*ENTRIES*:
===============
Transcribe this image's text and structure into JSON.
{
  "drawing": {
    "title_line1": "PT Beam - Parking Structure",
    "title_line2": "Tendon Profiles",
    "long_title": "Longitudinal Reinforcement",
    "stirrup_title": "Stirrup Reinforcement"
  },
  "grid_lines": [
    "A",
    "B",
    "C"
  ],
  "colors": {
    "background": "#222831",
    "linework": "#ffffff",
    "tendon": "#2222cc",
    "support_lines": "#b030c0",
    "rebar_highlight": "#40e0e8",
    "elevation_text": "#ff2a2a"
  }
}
===============
*AIM OF THE EXERCISE*: Quote the material exactly, leaving nothing out.

*CORRECT RESULT*:
Transcribe this image's text and structure into JSON.
{
  "drawing": {
    "title_line1": "PT Beam - Parking Structure",
    "title_line2": "Tendon Profiles",
    "long_title": "Longitudinal Reinforcement",
    "stirrup_title": "Stirrup Reinforcement"
  },
  "grid_lines": [
    "A",
    "B",
    "C"
  ],
  "colors": {
    "background": "#222831",
    "linework": "#ffffff",
    "tendon": "#2222cc",
    "support_lines": "#b030c0",
    "rebar_highlight": "#40e0e8",
    "elevation_text": "#ff2a2a"
  }
}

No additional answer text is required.